> _EXERCISE PASSAGE_

It's Hugo
nomination season, and I'm going to Worldcon for the first time. Actually, I've
only ever been to one other convention, and that was GeekGirlCon in Seattle, so
conventions in general are new for me. I'm excited not only about the
convention itself, but also about being able to nominate and vote for stories I
think deserve attention.
One of
those stories is "Everything Must Go" by Brooke Wonders from Clarkesworld 74 (November 2012),
available in print and in audio format. "Everything Must Go" is the
story of a family breaking apart and the house which tries -- though it is constrained
by its form -- to save the family and itself. The story is told through a
Housing Offered classified ad, a technique which foreshadows the ultimate
failure of the house to keep the family together while giving the story a
perfect structure. The family's story is told in metaphor, where their fears
and hopes are literalized; the alcoholic father transforms into the glass of
his liquor bottles, the son who wants to run away grows wings, the mother who
doesn't want to lose her family connects them to her using the strings with which
she constructs textile art, and the daughter who wants to disappear wishes she
could fold herself up like she folds origami. These first few literalizations are
more obvious, and they occur at the beginning of the story. But as the story
progresses, the literalizations become more complicated and affecting, taken
steps deeper than one at first imagines they will be taken, and the house
itself becomes very much its own character with its own hopes, fears, memory,
and character arc. "Everything Must Go" is an honest portrayal of a
family affected by alcoholism.
"Devour"
by Ferrett Steinmetz (EscapePod #331)
tells the story of a man who watches his husband be consumed by a monster. Bruce
and Sergio are a couple who, throughout their relationship, have always been
opposites in terms of their political opinions; Bruce is a pro bono lawyer who
fought for human rights and attended peace rallies, while Sergio was a
right-wing plumber, a firm supporter of the war. The war in this story, between
China and America, is over. It is never described in great detail; the reader
receives only enough information to inform the dynamic between Sergio and
Bruce. Neither China nor America is guiltless; there is no real villain, which
is fair to real life.

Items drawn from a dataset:

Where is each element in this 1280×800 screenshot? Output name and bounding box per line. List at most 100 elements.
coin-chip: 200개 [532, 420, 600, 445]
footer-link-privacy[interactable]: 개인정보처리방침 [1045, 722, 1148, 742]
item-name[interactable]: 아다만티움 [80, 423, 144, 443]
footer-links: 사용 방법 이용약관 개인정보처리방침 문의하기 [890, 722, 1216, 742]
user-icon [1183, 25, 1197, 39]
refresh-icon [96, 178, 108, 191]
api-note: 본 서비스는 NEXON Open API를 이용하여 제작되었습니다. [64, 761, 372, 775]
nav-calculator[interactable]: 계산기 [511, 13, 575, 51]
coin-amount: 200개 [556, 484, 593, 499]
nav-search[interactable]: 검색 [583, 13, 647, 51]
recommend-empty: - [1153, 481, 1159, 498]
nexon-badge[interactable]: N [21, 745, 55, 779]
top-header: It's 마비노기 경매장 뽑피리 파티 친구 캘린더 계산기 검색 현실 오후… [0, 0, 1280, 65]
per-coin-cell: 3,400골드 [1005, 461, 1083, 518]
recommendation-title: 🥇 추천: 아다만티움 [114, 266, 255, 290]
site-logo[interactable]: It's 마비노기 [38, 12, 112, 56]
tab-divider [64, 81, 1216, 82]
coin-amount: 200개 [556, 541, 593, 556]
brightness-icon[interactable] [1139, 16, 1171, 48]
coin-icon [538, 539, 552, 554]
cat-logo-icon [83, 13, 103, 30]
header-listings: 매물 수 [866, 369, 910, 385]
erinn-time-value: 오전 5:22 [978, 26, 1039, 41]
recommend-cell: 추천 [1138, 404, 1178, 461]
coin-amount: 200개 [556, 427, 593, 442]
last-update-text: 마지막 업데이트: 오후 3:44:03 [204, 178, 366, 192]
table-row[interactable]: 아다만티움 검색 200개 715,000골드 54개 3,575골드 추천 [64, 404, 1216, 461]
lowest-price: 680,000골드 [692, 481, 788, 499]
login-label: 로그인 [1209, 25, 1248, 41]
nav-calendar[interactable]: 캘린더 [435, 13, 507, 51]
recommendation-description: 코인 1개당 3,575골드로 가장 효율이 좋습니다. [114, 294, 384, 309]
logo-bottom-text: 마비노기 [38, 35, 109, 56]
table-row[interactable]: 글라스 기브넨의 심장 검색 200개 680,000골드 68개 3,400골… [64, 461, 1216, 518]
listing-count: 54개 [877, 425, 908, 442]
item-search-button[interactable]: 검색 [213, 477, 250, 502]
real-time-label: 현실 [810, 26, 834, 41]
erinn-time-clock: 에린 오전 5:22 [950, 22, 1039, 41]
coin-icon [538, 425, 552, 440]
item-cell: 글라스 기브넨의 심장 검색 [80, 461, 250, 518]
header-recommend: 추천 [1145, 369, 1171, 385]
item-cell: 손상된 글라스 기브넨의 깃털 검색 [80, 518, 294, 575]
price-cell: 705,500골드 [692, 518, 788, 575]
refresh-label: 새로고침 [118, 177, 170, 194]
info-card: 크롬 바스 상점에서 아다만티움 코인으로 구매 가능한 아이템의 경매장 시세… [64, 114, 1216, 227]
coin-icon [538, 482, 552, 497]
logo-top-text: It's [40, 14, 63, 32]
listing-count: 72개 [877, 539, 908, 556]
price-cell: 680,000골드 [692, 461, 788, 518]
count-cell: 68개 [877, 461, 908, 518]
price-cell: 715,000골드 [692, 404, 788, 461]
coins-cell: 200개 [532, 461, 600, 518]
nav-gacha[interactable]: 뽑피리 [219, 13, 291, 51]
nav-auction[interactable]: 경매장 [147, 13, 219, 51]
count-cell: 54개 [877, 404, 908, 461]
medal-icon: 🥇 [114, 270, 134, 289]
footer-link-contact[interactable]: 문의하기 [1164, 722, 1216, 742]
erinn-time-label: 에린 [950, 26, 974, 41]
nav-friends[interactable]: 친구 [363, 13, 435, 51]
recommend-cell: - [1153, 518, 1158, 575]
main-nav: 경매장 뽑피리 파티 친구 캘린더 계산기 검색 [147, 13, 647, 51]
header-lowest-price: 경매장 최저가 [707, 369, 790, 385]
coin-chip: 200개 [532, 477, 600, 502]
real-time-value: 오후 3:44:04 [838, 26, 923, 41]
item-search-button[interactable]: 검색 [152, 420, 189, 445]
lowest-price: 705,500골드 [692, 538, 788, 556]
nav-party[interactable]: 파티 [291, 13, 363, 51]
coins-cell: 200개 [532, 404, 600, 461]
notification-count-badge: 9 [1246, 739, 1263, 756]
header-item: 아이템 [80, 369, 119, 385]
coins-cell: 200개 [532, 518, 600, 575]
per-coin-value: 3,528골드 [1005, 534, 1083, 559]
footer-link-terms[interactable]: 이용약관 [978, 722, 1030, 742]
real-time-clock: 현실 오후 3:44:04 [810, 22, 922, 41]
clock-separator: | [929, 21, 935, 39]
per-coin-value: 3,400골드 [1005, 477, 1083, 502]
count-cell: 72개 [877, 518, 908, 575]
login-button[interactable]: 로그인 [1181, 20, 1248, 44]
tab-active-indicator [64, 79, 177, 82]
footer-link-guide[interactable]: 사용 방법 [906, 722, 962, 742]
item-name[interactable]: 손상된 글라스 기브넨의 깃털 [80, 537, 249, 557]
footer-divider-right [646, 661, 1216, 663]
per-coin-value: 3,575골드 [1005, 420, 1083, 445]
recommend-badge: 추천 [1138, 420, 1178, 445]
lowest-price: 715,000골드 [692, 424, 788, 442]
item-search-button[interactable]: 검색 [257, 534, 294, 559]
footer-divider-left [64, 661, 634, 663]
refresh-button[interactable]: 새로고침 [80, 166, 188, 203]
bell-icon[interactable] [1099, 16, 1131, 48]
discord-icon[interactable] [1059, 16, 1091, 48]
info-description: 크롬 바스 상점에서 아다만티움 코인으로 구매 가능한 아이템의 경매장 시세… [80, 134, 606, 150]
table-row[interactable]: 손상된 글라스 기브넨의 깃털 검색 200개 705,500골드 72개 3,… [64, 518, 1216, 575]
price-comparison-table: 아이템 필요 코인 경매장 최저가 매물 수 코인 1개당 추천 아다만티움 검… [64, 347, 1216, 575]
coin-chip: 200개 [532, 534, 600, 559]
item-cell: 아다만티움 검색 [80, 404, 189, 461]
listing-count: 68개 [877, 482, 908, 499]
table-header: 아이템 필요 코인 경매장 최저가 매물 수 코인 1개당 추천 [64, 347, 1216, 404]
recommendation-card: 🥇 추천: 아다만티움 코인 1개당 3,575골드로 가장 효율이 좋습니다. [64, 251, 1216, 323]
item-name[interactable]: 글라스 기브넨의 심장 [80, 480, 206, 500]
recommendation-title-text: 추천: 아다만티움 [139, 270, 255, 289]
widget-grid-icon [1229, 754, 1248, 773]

> _SET OF TASKS_
a - In the Hugo nomination post above, what is "Everything Must Go" told through?
b - Continue the Hugo nomination post from its final sentence.

> _NUMBERED RESPONSES_
a - A Housing Offered classified ad.

b -
In the story,
China has released a form of bio warfare, a virus which when inhaled overwrites
people's DNA, turning their bodies into the body of Patient Zero, a man who the
Chinese government injected with chemicals and turned into a monster, powerful
and infectious, then ground and released his body as bombs into America, or
something. The specifics are not the focus of the story. The bio warfare didn’t work,
affecting only a small amount of Americans. However, China's virus, Patient
Zero, still lurks in the pipes, where Sergio has contracted it. As he morphs
into Patient Zero, a conflicted Bruce -- torn between his former peaceful self
and the man who, as he watches his husband die, longs for vengeance -- keeps
watch over Sergio and waits for the moment he will have to kill him.
The love
story, told in flashbacks which fit into the story and provide a poignant break
from the heart-wrenching scenes of Sergio's transformation, is sweet and
authentic. The confliction between Sergio and Bruce is convincing, as is the
confliction between Sergio and Patient Zero as they share the body which is
quickly ridding itself of Sergio completely. And Bruce's confliction with
himself, his struggle to hold himself to his own previous standards when he's
been personally affected by the war, is the most arresting of all the story's conflictions.
In the end,
"Devour" is a story about overcoming hatred, about overcoming prejudice.
It is not a story about the war that takes place among nations, but the wars
which take place between and inside people.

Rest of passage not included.